— START TEXT PASSAGE —

Flotek Industries, Inc. beats earnings expectations. Reported EPS is $0.04, expectations were $0.01.

Operator: Good morning, and welcome, Flotek International Third Quarter 2023 Earnings Call. All participants will be in listen-only mode. [Operator Instructions] Please note that this event is being recorded. I’d like to turn the conference over to Mr. Larry Busnardo, Investor Relations Representative. Please go ahead.

Larry Busnardo : Thank you, and good morning. We appreciate your participation in Flotek’s third quarter earnings conference call. Joining me on the call today are Ryan Ezell, Chief Executive Officer; and Bond Clement, Chief Financial Officer. On today’s call, we will first provide prepared remarks concerning our business and results for the quarter. Following that, we will open up the call for any questions you have. We issued our earnings announcement for the third quarter of 2023 yesterday afternoon, which is available on the Investor Relations section of Flotek’s website. We also filed an 8-K with an updated corporate presentation that we will be referencing on today’s call. This will also be posted to our website this morning.

— END TEXT PASSAGE —
— START PROVIDED DATA —

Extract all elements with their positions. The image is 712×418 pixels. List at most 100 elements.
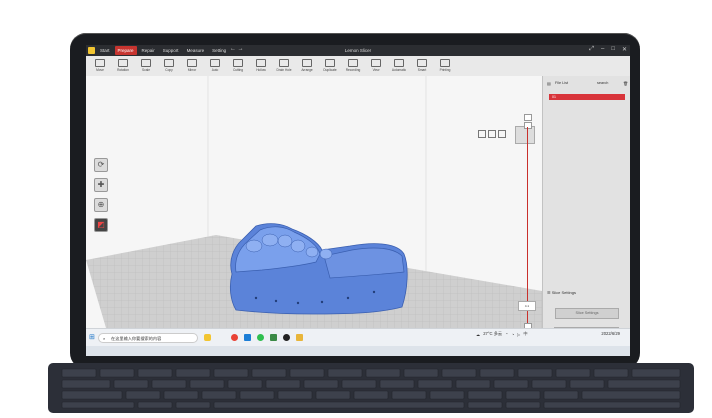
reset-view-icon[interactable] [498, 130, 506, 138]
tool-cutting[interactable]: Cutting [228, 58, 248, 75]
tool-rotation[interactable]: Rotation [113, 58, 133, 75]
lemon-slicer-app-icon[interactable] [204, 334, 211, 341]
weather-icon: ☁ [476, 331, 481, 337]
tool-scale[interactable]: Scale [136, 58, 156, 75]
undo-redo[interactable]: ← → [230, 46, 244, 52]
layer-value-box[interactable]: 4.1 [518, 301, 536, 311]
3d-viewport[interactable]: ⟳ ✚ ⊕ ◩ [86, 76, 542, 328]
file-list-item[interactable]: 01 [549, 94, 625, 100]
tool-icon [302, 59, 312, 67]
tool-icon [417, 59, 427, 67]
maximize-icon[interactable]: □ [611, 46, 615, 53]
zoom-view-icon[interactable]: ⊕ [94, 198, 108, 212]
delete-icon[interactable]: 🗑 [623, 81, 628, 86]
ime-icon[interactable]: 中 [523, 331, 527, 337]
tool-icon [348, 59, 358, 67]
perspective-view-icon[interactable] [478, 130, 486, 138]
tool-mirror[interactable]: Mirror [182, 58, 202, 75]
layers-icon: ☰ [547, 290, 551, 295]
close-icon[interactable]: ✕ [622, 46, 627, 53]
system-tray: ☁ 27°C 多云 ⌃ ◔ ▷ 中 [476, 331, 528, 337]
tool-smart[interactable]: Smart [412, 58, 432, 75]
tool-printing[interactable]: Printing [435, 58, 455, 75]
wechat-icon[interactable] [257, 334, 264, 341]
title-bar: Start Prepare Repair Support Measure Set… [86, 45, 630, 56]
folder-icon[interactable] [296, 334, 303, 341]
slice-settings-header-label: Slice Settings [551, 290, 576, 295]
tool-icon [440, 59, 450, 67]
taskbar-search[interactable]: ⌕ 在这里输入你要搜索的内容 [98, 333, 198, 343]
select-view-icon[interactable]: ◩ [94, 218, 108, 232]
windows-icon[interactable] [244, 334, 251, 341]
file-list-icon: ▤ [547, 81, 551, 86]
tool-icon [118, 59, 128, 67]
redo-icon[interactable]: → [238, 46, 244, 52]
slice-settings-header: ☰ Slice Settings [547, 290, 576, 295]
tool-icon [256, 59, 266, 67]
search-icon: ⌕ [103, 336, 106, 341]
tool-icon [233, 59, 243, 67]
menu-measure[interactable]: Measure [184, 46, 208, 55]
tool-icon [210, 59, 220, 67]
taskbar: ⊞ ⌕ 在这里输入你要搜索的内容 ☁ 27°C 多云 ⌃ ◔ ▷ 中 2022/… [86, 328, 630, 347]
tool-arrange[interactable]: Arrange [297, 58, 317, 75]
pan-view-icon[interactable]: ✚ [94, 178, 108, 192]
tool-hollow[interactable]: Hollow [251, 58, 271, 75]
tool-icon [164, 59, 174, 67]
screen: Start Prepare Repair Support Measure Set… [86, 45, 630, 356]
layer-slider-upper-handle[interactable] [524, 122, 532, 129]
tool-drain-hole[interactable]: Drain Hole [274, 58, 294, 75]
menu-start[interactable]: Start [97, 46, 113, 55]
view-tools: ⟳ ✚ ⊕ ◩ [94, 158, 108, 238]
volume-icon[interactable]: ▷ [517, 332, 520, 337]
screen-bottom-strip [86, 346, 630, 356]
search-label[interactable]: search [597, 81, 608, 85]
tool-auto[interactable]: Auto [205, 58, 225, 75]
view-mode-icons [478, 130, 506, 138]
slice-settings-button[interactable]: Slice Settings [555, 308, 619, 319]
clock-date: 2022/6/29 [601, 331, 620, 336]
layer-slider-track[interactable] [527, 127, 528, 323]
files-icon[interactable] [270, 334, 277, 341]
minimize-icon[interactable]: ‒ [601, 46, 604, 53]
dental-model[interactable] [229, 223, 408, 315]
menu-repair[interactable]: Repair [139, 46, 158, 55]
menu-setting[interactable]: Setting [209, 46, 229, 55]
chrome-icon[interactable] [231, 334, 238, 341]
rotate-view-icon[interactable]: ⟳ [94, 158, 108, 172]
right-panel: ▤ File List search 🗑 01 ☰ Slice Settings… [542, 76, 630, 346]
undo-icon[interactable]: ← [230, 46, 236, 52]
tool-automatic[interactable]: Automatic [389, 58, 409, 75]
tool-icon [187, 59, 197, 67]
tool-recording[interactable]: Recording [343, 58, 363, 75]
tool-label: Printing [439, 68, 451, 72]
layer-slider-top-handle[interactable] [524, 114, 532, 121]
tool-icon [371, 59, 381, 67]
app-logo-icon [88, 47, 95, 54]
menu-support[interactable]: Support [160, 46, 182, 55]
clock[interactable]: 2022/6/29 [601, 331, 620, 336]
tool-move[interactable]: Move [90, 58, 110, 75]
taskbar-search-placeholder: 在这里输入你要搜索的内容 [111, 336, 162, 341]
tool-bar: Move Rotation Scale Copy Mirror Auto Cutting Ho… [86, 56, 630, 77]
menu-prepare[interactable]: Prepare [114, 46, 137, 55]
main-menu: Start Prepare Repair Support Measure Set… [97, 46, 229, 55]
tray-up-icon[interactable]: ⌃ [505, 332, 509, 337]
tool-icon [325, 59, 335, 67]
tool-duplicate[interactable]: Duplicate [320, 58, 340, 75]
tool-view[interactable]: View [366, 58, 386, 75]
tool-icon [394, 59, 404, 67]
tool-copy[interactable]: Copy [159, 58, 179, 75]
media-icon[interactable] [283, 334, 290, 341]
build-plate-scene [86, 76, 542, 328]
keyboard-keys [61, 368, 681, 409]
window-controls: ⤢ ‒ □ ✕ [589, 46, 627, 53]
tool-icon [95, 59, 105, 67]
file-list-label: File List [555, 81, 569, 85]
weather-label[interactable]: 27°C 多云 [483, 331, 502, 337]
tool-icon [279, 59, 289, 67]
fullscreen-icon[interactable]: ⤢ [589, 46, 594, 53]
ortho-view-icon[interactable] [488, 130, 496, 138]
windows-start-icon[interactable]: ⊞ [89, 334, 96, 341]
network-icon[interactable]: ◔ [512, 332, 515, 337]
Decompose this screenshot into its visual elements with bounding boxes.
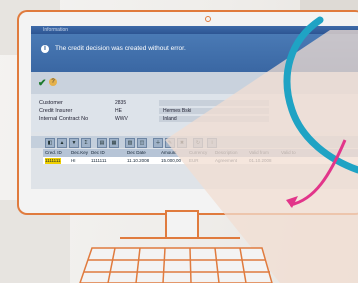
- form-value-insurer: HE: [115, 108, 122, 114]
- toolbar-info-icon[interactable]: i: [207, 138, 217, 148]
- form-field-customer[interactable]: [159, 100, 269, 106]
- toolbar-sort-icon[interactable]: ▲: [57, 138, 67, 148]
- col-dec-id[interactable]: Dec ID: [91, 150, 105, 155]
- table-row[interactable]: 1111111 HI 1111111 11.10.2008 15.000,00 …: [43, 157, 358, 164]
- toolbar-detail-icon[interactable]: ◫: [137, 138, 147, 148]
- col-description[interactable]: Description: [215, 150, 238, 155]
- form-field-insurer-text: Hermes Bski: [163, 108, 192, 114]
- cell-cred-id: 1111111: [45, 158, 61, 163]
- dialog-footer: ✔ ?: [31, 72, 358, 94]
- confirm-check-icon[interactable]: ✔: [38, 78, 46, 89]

— END PROVIDED DATA —

● WORK TO COMPLETE:
• 1. Print the earnings call transcript between "Operator: Good morning, and" and "Please go ahead.", inclusive, word for word.
• 2. List each line in the records that contains the string "Rotation".

● RESULTS BY TASK:
• 1.
Operator: Good morning, and welcome, Flotek International Third Quarter 2023 Earnings Call. All participants will be in listen-only mode. [Operator Instructions] Please note that this event is being recorded. I’d like to turn the conference over to Mr. Larry Busnardo, Investor Relations Representative. Please go ahead.

• 2.
tool-rotation[interactable]: Rotation [113, 58, 133, 75]
tool-bar: Move Rotation Scale Copy Mirror Auto Cutting Ho… [86, 56, 630, 77]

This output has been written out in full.